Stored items

───

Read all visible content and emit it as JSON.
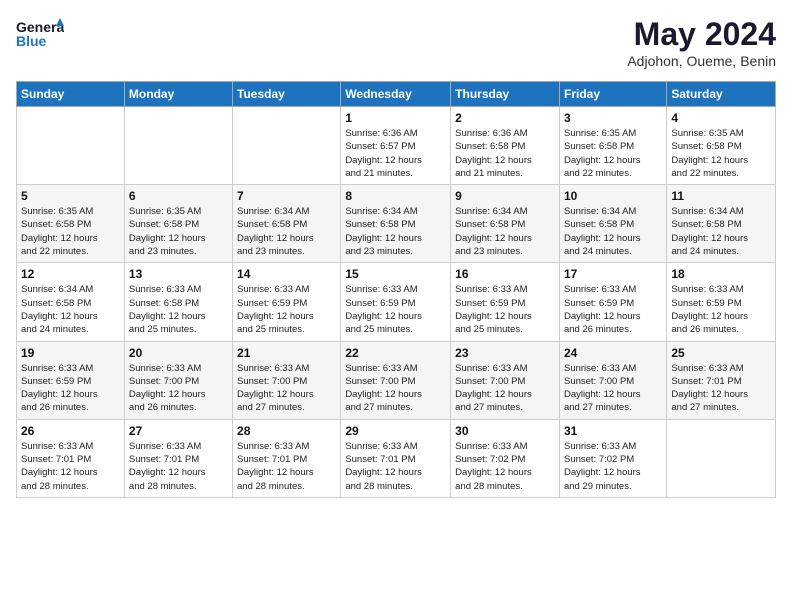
{
  "logo": {
    "text_general": "General",
    "text_blue": "Blue"
  },
  "header": {
    "month_year": "May 2024",
    "location": "Adjohon, Oueme, Benin"
  },
  "days_of_week": [
    "Sunday",
    "Monday",
    "Tuesday",
    "Wednesday",
    "Thursday",
    "Friday",
    "Saturday"
  ],
  "weeks": [
    [
      {
        "day": "",
        "info": ""
      },
      {
        "day": "",
        "info": ""
      },
      {
        "day": "",
        "info": ""
      },
      {
        "day": "1",
        "info": "Sunrise: 6:36 AM\nSunset: 6:57 PM\nDaylight: 12 hours\nand 21 minutes."
      },
      {
        "day": "2",
        "info": "Sunrise: 6:36 AM\nSunset: 6:58 PM\nDaylight: 12 hours\nand 21 minutes."
      },
      {
        "day": "3",
        "info": "Sunrise: 6:35 AM\nSunset: 6:58 PM\nDaylight: 12 hours\nand 22 minutes."
      },
      {
        "day": "4",
        "info": "Sunrise: 6:35 AM\nSunset: 6:58 PM\nDaylight: 12 hours\nand 22 minutes."
      }
    ],
    [
      {
        "day": "5",
        "info": "Sunrise: 6:35 AM\nSunset: 6:58 PM\nDaylight: 12 hours\nand 22 minutes."
      },
      {
        "day": "6",
        "info": "Sunrise: 6:35 AM\nSunset: 6:58 PM\nDaylight: 12 hours\nand 23 minutes."
      },
      {
        "day": "7",
        "info": "Sunrise: 6:34 AM\nSunset: 6:58 PM\nDaylight: 12 hours\nand 23 minutes."
      },
      {
        "day": "8",
        "info": "Sunrise: 6:34 AM\nSunset: 6:58 PM\nDaylight: 12 hours\nand 23 minutes."
      },
      {
        "day": "9",
        "info": "Sunrise: 6:34 AM\nSunset: 6:58 PM\nDaylight: 12 hours\nand 23 minutes."
      },
      {
        "day": "10",
        "info": "Sunrise: 6:34 AM\nSunset: 6:58 PM\nDaylight: 12 hours\nand 24 minutes."
      },
      {
        "day": "11",
        "info": "Sunrise: 6:34 AM\nSunset: 6:58 PM\nDaylight: 12 hours\nand 24 minutes."
      }
    ],
    [
      {
        "day": "12",
        "info": "Sunrise: 6:34 AM\nSunset: 6:58 PM\nDaylight: 12 hours\nand 24 minutes."
      },
      {
        "day": "13",
        "info": "Sunrise: 6:33 AM\nSunset: 6:58 PM\nDaylight: 12 hours\nand 25 minutes."
      },
      {
        "day": "14",
        "info": "Sunrise: 6:33 AM\nSunset: 6:59 PM\nDaylight: 12 hours\nand 25 minutes."
      },
      {
        "day": "15",
        "info": "Sunrise: 6:33 AM\nSunset: 6:59 PM\nDaylight: 12 hours\nand 25 minutes."
      },
      {
        "day": "16",
        "info": "Sunrise: 6:33 AM\nSunset: 6:59 PM\nDaylight: 12 hours\nand 25 minutes."
      },
      {
        "day": "17",
        "info": "Sunrise: 6:33 AM\nSunset: 6:59 PM\nDaylight: 12 hours\nand 26 minutes."
      },
      {
        "day": "18",
        "info": "Sunrise: 6:33 AM\nSunset: 6:59 PM\nDaylight: 12 hours\nand 26 minutes."
      }
    ],
    [
      {
        "day": "19",
        "info": "Sunrise: 6:33 AM\nSunset: 6:59 PM\nDaylight: 12 hours\nand 26 minutes."
      },
      {
        "day": "20",
        "info": "Sunrise: 6:33 AM\nSunset: 7:00 PM\nDaylight: 12 hours\nand 26 minutes."
      },
      {
        "day": "21",
        "info": "Sunrise: 6:33 AM\nSunset: 7:00 PM\nDaylight: 12 hours\nand 27 minutes."
      },
      {
        "day": "22",
        "info": "Sunrise: 6:33 AM\nSunset: 7:00 PM\nDaylight: 12 hours\nand 27 minutes."
      },
      {
        "day": "23",
        "info": "Sunrise: 6:33 AM\nSunset: 7:00 PM\nDaylight: 12 hours\nand 27 minutes."
      },
      {
        "day": "24",
        "info": "Sunrise: 6:33 AM\nSunset: 7:00 PM\nDaylight: 12 hours\nand 27 minutes."
      },
      {
        "day": "25",
        "info": "Sunrise: 6:33 AM\nSunset: 7:01 PM\nDaylight: 12 hours\nand 27 minutes."
      }
    ],
    [
      {
        "day": "26",
        "info": "Sunrise: 6:33 AM\nSunset: 7:01 PM\nDaylight: 12 hours\nand 28 minutes."
      },
      {
        "day": "27",
        "info": "Sunrise: 6:33 AM\nSunset: 7:01 PM\nDaylight: 12 hours\nand 28 minutes."
      },
      {
        "day": "28",
        "info": "Sunrise: 6:33 AM\nSunset: 7:01 PM\nDaylight: 12 hours\nand 28 minutes."
      },
      {
        "day": "29",
        "info": "Sunrise: 6:33 AM\nSunset: 7:01 PM\nDaylight: 12 hours\nand 28 minutes."
      },
      {
        "day": "30",
        "info": "Sunrise: 6:33 AM\nSunset: 7:02 PM\nDaylight: 12 hours\nand 28 minutes."
      },
      {
        "day": "31",
        "info": "Sunrise: 6:33 AM\nSunset: 7:02 PM\nDaylight: 12 hours\nand 29 minutes."
      },
      {
        "day": "",
        "info": ""
      }
    ]
  ]
}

───

**PROBLEM STATEMENT**
Set the listing down in full and exactly. Pictures within it should not appear in the copy.

**COMPLETE RESPONSE**
Read all visible content and emit it as JSON.
{
  "logo": {
    "text_general": "General",
    "text_blue": "Blue"
  },
  "header": {
    "month_year": "May 2024",
    "location": "Adjohon, Oueme, Benin"
  },
  "days_of_week": [
    "Sunday",
    "Monday",
    "Tuesday",
    "Wednesday",
    "Thursday",
    "Friday",
    "Saturday"
  ],
  "weeks": [
    [
      {
        "day": "",
        "info": ""
      },
      {
        "day": "",
        "info": ""
      },
      {
        "day": "",
        "info": ""
      },
      {
        "day": "1",
        "info": "Sunrise: 6:36 AM\nSunset: 6:57 PM\nDaylight: 12 hours\nand 21 minutes."
      },
      {
        "day": "2",
        "info": "Sunrise: 6:36 AM\nSunset: 6:58 PM\nDaylight: 12 hours\nand 21 minutes."
      },
      {
        "day": "3",
        "info": "Sunrise: 6:35 AM\nSunset: 6:58 PM\nDaylight: 12 hours\nand 22 minutes."
      },
      {
        "day": "4",
        "info": "Sunrise: 6:35 AM\nSunset: 6:58 PM\nDaylight: 12 hours\nand 22 minutes."
      }
    ],
    [
      {
        "day": "5",
        "info": "Sunrise: 6:35 AM\nSunset: 6:58 PM\nDaylight: 12 hours\nand 22 minutes."
      },
      {
        "day": "6",
        "info": "Sunrise: 6:35 AM\nSunset: 6:58 PM\nDaylight: 12 hours\nand 23 minutes."
      },
      {
        "day": "7",
        "info": "Sunrise: 6:34 AM\nSunset: 6:58 PM\nDaylight: 12 hours\nand 23 minutes."
      },
      {
        "day": "8",
        "info": "Sunrise: 6:34 AM\nSunset: 6:58 PM\nDaylight: 12 hours\nand 23 minutes."
      },
      {
        "day": "9",
        "info": "Sunrise: 6:34 AM\nSunset: 6:58 PM\nDaylight: 12 hours\nand 23 minutes."
      },
      {
        "day": "10",
        "info": "Sunrise: 6:34 AM\nSunset: 6:58 PM\nDaylight: 12 hours\nand 24 minutes."
      },
      {
        "day": "11",
        "info": "Sunrise: 6:34 AM\nSunset: 6:58 PM\nDaylight: 12 hours\nand 24 minutes."
      }
    ],
    [
      {
        "day": "12",
        "info": "Sunrise: 6:34 AM\nSunset: 6:58 PM\nDaylight: 12 hours\nand 24 minutes."
      },
      {
        "day": "13",
        "info": "Sunrise: 6:33 AM\nSunset: 6:58 PM\nDaylight: 12 hours\nand 25 minutes."
      },
      {
        "day": "14",
        "info": "Sunrise: 6:33 AM\nSunset: 6:59 PM\nDaylight: 12 hours\nand 25 minutes."
      },
      {
        "day": "15",
        "info": "Sunrise: 6:33 AM\nSunset: 6:59 PM\nDaylight: 12 hours\nand 25 minutes."
      },
      {
        "day": "16",
        "info": "Sunrise: 6:33 AM\nSunset: 6:59 PM\nDaylight: 12 hours\nand 25 minutes."
      },
      {
        "day": "17",
        "info": "Sunrise: 6:33 AM\nSunset: 6:59 PM\nDaylight: 12 hours\nand 26 minutes."
      },
      {
        "day": "18",
        "info": "Sunrise: 6:33 AM\nSunset: 6:59 PM\nDaylight: 12 hours\nand 26 minutes."
      }
    ],
    [
      {
        "day": "19",
        "info": "Sunrise: 6:33 AM\nSunset: 6:59 PM\nDaylight: 12 hours\nand 26 minutes."
      },
      {
        "day": "20",
        "info": "Sunrise: 6:33 AM\nSunset: 7:00 PM\nDaylight: 12 hours\nand 26 minutes."
      },
      {
        "day": "21",
        "info": "Sunrise: 6:33 AM\nSunset: 7:00 PM\nDaylight: 12 hours\nand 27 minutes."
      },
      {
        "day": "22",
        "info": "Sunrise: 6:33 AM\nSunset: 7:00 PM\nDaylight: 12 hours\nand 27 minutes."
      },
      {
        "day": "23",
        "info": "Sunrise: 6:33 AM\nSunset: 7:00 PM\nDaylight: 12 hours\nand 27 minutes."
      },
      {
        "day": "24",
        "info": "Sunrise: 6:33 AM\nSunset: 7:00 PM\nDaylight: 12 hours\nand 27 minutes."
      },
      {
        "day": "25",
        "info": "Sunrise: 6:33 AM\nSunset: 7:01 PM\nDaylight: 12 hours\nand 27 minutes."
      }
    ],
    [
      {
        "day": "26",
        "info": "Sunrise: 6:33 AM\nSunset: 7:01 PM\nDaylight: 12 hours\nand 28 minutes."
      },
      {
        "day": "27",
        "info": "Sunrise: 6:33 AM\nSunset: 7:01 PM\nDaylight: 12 hours\nand 28 minutes."
      },
      {
        "day": "28",
        "info": "Sunrise: 6:33 AM\nSunset: 7:01 PM\nDaylight: 12 hours\nand 28 minutes."
      },
      {
        "day": "29",
        "info": "Sunrise: 6:33 AM\nSunset: 7:01 PM\nDaylight: 12 hours\nand 28 minutes."
      },
      {
        "day": "30",
        "info": "Sunrise: 6:33 AM\nSunset: 7:02 PM\nDaylight: 12 hours\nand 28 minutes."
      },
      {
        "day": "31",
        "info": "Sunrise: 6:33 AM\nSunset: 7:02 PM\nDaylight: 12 hours\nand 29 minutes."
      },
      {
        "day": "",
        "info": ""
      }
    ]
  ]
}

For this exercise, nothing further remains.